Given instruction
What is the number of lines in the data holding the word "ylabel"? Give that number by itself.

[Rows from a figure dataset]
* * * * * * *

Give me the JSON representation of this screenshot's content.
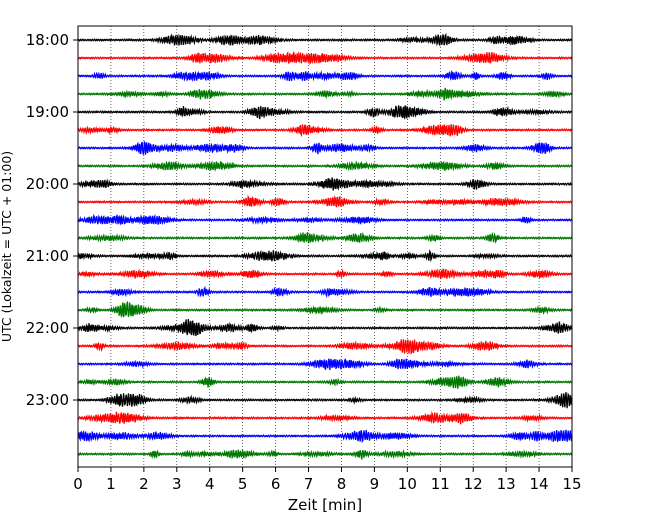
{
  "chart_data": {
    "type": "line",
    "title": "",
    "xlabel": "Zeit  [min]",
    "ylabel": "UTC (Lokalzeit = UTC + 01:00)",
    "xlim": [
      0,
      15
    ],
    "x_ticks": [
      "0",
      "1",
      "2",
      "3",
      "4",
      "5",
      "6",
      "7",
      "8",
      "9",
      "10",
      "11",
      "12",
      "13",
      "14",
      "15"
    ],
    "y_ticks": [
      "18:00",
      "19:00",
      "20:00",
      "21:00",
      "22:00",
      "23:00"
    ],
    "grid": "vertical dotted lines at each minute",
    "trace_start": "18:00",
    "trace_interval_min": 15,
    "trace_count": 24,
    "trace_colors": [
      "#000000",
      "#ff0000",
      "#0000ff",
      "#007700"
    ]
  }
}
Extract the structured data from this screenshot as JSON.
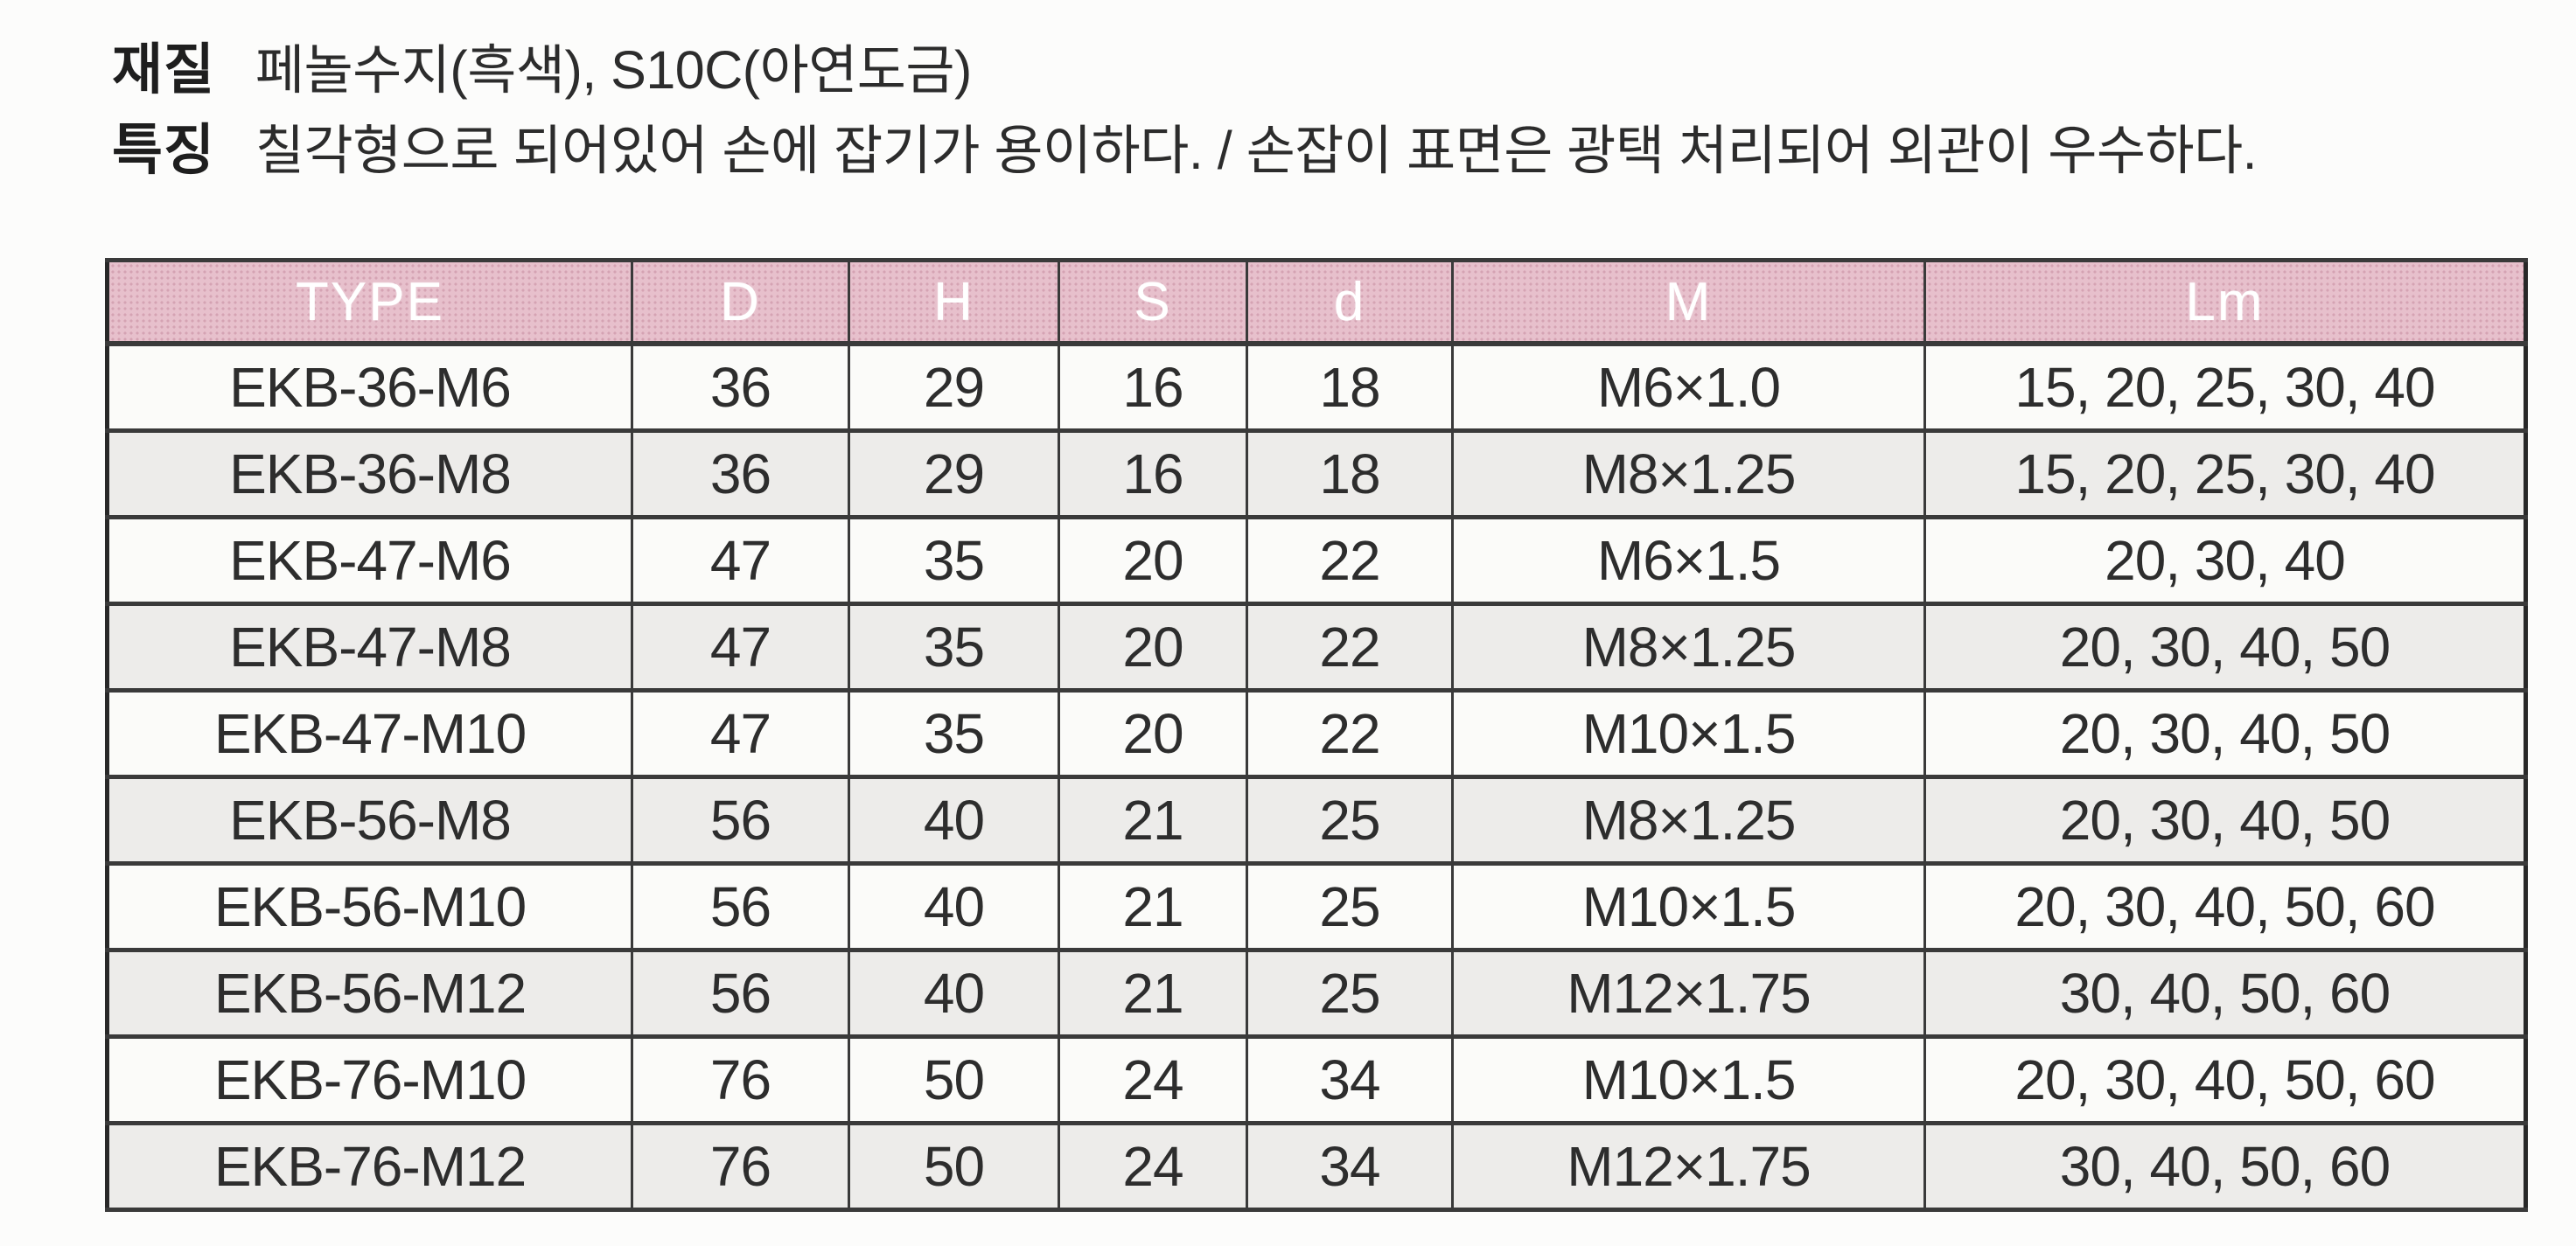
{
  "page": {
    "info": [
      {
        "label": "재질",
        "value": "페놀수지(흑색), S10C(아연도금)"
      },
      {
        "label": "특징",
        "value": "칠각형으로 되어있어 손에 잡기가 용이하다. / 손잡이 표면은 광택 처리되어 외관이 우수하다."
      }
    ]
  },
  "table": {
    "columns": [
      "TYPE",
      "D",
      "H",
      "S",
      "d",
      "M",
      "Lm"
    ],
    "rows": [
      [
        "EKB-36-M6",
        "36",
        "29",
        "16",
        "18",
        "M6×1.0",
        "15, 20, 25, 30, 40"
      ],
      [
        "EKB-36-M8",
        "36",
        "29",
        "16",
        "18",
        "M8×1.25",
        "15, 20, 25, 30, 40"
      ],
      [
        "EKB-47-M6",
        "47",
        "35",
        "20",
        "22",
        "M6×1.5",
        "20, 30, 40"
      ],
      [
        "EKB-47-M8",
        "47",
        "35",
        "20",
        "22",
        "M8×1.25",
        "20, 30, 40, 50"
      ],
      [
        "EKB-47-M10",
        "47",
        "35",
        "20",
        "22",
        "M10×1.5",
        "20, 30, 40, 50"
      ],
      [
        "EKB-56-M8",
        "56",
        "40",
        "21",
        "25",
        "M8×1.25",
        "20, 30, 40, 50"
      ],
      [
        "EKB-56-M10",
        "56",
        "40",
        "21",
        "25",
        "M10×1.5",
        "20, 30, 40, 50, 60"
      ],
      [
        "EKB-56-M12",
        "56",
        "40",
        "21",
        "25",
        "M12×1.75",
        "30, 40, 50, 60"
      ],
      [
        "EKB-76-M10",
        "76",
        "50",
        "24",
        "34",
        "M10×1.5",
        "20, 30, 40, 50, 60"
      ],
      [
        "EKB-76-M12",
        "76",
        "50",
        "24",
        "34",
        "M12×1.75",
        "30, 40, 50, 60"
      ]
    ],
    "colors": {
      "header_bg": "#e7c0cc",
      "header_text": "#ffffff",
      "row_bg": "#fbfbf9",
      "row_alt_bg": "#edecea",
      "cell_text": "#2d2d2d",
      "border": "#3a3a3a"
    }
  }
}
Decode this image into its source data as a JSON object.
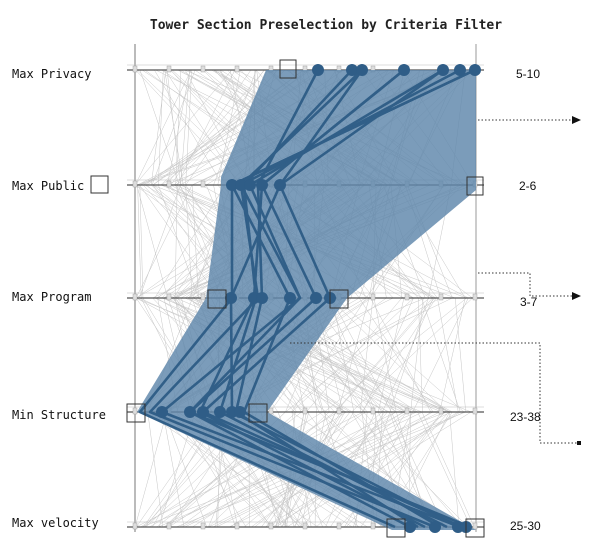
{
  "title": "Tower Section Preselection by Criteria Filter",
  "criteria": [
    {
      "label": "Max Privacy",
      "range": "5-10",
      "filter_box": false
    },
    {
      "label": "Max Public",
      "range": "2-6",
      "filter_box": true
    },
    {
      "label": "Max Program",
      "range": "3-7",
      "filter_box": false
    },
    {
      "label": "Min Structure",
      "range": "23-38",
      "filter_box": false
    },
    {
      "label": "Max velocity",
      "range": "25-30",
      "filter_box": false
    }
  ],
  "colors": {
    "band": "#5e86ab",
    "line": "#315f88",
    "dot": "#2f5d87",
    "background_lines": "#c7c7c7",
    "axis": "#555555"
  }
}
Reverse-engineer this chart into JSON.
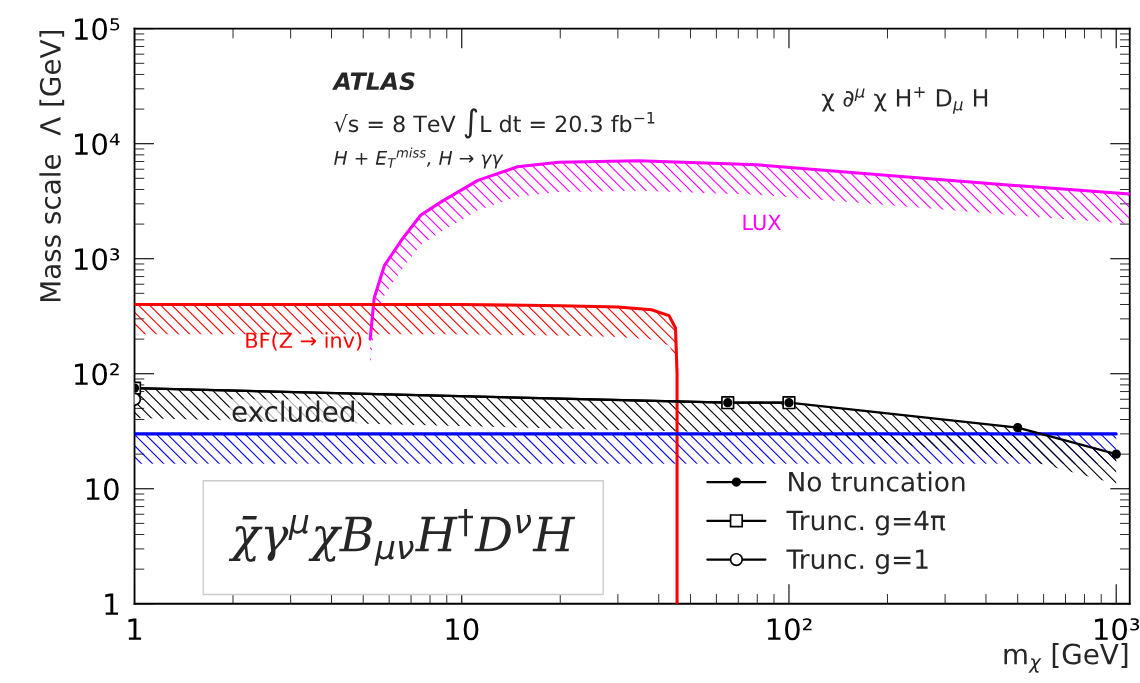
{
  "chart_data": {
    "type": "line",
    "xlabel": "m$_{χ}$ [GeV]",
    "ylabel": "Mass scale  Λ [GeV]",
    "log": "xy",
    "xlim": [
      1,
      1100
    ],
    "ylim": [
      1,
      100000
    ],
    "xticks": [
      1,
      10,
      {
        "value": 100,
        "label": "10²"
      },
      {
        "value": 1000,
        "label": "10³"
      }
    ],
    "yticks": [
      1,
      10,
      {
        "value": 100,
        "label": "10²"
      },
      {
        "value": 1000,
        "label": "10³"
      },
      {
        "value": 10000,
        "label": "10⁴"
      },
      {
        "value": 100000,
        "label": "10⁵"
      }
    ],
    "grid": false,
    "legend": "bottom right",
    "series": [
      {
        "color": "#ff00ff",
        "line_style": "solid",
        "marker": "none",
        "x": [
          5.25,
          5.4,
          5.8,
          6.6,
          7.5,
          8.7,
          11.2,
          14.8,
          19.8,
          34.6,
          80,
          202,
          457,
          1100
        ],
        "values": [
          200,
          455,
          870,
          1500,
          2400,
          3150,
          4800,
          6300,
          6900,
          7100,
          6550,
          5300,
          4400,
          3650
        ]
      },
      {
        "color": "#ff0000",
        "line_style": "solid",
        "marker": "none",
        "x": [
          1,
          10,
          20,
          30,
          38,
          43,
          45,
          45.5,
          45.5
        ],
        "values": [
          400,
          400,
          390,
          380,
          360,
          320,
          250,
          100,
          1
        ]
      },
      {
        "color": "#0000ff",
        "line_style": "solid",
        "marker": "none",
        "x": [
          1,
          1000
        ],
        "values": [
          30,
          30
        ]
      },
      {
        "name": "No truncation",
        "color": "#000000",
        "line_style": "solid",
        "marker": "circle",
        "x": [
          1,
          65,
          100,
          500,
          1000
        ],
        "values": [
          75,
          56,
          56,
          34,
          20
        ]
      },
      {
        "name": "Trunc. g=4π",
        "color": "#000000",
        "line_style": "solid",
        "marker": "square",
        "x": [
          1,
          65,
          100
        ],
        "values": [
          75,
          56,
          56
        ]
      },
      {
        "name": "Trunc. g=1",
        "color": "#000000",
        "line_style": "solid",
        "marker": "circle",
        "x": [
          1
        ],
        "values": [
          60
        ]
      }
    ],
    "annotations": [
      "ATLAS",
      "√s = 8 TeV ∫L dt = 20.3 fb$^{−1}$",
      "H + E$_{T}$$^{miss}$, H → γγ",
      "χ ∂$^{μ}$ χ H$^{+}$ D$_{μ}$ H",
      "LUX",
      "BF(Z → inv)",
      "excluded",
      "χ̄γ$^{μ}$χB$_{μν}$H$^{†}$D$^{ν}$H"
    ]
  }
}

* * * * * * *

Response to this task
2